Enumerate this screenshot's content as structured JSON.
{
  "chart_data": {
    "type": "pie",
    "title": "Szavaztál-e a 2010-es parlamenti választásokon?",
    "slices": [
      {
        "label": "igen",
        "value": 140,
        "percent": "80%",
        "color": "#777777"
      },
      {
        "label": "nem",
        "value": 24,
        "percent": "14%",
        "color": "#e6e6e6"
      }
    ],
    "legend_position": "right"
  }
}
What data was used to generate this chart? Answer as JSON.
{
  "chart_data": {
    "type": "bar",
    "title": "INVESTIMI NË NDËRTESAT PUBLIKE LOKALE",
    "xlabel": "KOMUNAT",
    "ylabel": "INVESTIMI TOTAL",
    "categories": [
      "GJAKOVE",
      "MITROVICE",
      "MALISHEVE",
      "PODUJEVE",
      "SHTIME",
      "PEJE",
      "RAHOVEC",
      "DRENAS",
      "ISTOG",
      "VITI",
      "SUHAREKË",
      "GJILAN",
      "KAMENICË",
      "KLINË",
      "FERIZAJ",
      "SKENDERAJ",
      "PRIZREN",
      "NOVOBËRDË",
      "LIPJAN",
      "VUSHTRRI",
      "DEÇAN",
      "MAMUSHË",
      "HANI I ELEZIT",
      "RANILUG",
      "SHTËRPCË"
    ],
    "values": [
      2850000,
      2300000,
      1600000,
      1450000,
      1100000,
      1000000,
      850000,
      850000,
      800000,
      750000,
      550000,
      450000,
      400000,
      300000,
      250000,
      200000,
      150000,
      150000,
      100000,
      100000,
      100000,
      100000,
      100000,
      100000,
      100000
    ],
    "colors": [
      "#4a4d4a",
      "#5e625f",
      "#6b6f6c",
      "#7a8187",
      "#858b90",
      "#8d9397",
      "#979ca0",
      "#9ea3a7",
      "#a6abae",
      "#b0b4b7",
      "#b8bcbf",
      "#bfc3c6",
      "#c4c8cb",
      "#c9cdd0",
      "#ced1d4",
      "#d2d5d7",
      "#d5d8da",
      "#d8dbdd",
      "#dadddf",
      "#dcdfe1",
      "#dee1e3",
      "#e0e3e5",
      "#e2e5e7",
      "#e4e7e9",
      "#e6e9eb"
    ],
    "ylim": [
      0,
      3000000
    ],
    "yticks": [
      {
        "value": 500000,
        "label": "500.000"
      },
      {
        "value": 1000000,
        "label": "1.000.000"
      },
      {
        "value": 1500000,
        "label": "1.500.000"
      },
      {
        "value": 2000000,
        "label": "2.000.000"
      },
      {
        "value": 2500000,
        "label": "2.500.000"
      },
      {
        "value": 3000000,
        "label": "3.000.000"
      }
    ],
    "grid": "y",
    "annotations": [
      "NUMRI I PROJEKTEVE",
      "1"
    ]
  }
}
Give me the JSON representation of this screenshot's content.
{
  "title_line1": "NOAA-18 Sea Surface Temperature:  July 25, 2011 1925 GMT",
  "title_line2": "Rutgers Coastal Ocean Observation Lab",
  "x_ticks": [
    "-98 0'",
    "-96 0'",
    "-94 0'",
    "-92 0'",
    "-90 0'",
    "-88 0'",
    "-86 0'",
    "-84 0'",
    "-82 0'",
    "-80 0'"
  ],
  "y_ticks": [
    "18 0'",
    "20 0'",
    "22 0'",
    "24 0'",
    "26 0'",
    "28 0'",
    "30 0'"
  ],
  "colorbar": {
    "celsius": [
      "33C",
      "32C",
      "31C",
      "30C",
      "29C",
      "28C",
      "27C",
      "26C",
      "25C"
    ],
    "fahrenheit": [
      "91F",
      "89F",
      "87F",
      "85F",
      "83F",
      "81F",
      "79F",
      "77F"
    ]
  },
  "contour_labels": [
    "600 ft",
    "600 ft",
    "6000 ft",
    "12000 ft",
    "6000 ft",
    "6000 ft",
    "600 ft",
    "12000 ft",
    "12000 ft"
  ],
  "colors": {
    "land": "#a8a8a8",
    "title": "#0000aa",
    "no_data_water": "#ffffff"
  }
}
◇ ◇ ◇
Return every line from the one holding "Give me the" through the end of the data, exactly as it appears, with both ends kept and nothing else.

Give me the JSON representation of this screenshot's content.
{
  "title_line1": "NOAA-18 Sea Surface Temperature:  July 25, 2011 1925 GMT",
  "title_line2": "Rutgers Coastal Ocean Observation Lab",
  "x_ticks": [
    "-98 0'",
    "-96 0'",
    "-94 0'",
    "-92 0'",
    "-90 0'",
    "-88 0'",
    "-86 0'",
    "-84 0'",
    "-82 0'",
    "-80 0'"
  ],
  "y_ticks": [
    "18 0'",
    "20 0'",
    "22 0'",
    "24 0'",
    "26 0'",
    "28 0'",
    "30 0'"
  ],
  "colorbar": {
    "celsius": [
      "33C",
      "32C",
      "31C",
      "30C",
      "29C",
      "28C",
      "27C",
      "26C",
      "25C"
    ],
    "fahrenheit": [
      "91F",
      "89F",
      "87F",
      "85F",
      "83F",
      "81F",
      "79F",
      "77F"
    ]
  },
  "contour_labels": [
    "600 ft",
    "600 ft",
    "6000 ft",
    "12000 ft",
    "6000 ft",
    "6000 ft",
    "600 ft",
    "12000 ft",
    "12000 ft"
  ],
  "colors": {
    "land": "#a8a8a8",
    "title": "#0000aa",
    "no_data_water": "#ffffff"
  }
}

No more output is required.